◆ **To do**: Find the lines below that contain the string "sharing". Copy each one.

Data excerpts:
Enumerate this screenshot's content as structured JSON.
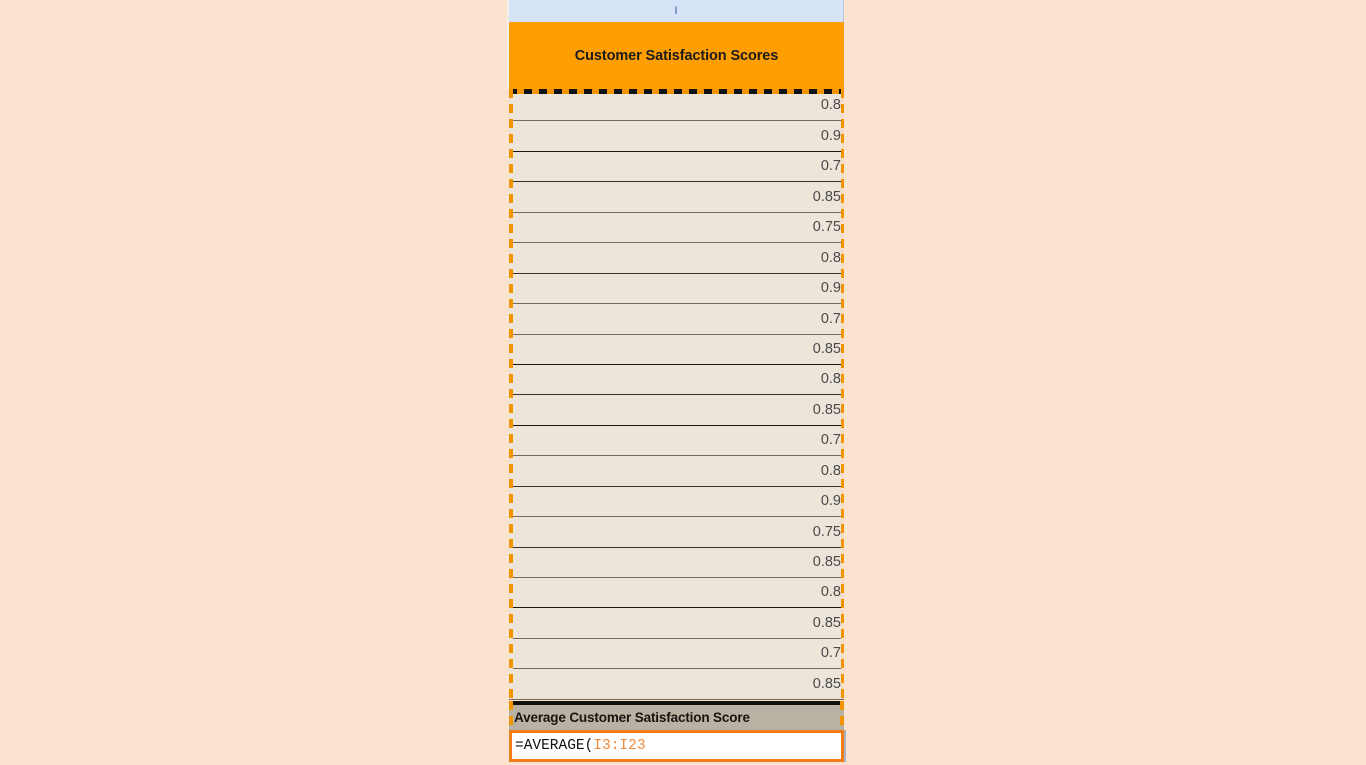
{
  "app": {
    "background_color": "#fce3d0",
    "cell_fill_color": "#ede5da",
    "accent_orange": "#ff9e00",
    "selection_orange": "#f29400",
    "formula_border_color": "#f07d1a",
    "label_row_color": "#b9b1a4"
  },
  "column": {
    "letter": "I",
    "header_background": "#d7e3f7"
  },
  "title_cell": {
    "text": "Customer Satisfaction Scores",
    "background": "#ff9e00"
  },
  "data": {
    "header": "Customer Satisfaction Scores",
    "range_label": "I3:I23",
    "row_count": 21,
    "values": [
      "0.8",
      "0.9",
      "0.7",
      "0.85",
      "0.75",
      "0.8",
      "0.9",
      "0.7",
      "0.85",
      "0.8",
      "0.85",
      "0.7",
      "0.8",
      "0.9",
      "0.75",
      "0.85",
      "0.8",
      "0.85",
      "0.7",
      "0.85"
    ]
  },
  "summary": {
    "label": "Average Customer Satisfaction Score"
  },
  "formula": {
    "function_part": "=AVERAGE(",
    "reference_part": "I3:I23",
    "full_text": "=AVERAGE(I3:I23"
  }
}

==

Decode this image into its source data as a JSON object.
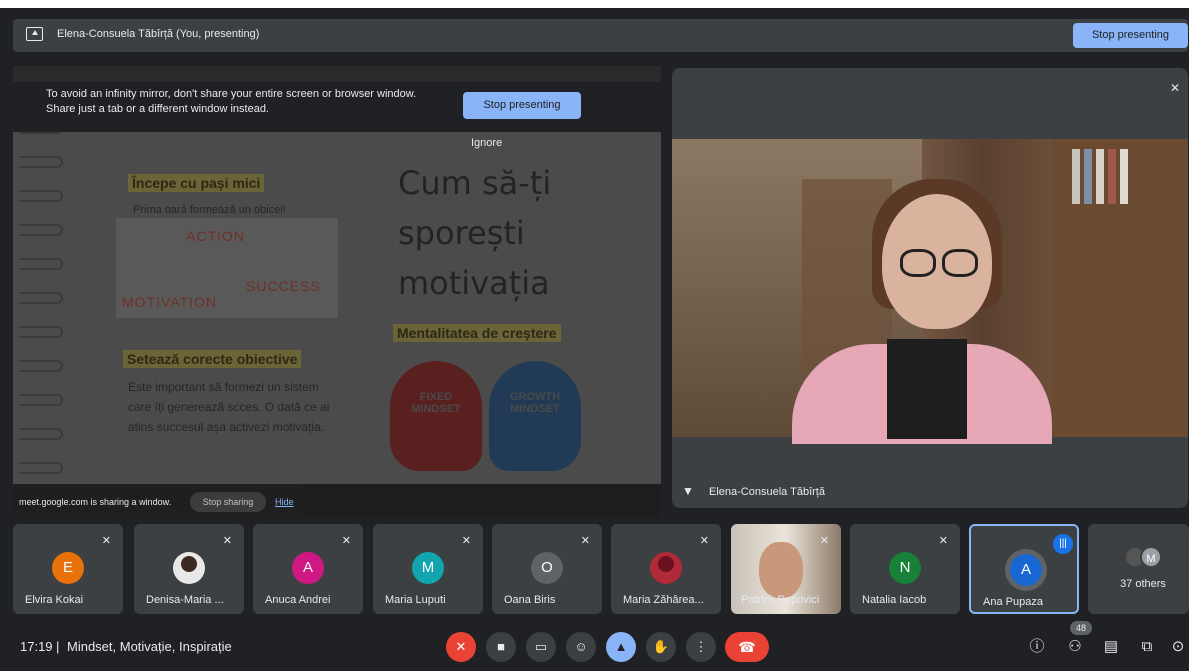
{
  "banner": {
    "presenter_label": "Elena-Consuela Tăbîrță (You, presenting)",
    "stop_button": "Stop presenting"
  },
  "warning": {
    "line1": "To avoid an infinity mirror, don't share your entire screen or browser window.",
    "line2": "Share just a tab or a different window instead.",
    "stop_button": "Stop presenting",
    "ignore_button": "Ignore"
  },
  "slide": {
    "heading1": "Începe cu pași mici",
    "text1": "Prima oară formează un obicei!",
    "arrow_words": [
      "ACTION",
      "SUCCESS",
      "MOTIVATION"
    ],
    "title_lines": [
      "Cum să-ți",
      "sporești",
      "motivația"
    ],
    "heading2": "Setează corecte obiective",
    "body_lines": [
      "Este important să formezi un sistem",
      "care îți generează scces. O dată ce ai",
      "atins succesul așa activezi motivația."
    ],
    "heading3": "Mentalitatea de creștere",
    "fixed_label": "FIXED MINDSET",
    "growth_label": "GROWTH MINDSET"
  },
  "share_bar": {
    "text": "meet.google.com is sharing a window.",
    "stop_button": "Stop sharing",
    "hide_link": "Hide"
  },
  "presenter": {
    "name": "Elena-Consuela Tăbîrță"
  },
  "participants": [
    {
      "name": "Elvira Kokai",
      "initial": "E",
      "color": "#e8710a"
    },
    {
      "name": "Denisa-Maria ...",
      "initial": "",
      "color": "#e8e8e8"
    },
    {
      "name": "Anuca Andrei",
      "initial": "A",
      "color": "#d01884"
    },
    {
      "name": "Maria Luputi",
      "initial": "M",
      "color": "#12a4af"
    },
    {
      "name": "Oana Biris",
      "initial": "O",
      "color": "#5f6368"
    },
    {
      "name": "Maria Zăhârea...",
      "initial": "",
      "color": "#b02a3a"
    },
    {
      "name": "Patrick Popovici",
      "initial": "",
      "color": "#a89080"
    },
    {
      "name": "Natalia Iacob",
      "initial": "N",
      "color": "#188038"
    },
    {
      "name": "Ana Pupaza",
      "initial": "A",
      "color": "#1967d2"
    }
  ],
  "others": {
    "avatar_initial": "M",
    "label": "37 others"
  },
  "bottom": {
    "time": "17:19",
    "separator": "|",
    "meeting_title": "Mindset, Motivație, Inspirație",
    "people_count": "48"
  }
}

◆ **Final result**:
    "text": "meet.google.com is sharing a window.",
    "stop_button": "Stop sharing",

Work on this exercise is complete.